**Do this**
Search the records below for the word "window". Pull out each line that has it.

--- Start of Data excerpts ---

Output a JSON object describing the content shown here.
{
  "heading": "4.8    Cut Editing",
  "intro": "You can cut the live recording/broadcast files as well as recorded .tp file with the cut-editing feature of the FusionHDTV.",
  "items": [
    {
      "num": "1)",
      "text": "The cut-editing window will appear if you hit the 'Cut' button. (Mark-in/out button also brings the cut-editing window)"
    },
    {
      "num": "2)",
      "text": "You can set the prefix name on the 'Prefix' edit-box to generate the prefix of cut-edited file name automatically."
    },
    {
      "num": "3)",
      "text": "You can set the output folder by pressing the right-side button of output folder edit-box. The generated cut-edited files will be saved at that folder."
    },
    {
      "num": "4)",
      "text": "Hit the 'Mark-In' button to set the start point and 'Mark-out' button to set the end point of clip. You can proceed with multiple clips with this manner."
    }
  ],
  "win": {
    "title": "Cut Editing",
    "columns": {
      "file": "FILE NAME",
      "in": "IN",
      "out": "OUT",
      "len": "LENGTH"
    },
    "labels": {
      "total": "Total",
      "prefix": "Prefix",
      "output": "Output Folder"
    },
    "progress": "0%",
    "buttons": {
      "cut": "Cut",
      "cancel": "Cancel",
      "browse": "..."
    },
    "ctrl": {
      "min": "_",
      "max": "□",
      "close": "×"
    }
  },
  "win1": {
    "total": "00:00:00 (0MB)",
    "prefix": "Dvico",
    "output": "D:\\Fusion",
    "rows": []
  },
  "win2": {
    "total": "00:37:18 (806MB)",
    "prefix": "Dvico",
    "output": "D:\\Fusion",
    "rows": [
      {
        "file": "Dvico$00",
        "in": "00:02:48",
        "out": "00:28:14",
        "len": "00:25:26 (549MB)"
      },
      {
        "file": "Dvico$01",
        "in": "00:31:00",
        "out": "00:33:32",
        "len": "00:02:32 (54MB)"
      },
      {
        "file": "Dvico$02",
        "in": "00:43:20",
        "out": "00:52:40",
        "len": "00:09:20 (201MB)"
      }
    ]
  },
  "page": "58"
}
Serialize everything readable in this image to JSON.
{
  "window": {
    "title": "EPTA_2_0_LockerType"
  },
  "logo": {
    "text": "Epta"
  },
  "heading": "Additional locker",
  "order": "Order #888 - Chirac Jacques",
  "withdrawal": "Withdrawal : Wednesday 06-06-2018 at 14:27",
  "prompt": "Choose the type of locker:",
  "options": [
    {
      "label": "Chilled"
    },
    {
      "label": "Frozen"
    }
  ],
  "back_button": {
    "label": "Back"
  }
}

--- End of Data excerpts ---

**Exercise result**
      "text": "The cut-editing window will appear if you hit the 'Cut' button. (Mark-in/out button also brings the cut-editing window)"
  "window": {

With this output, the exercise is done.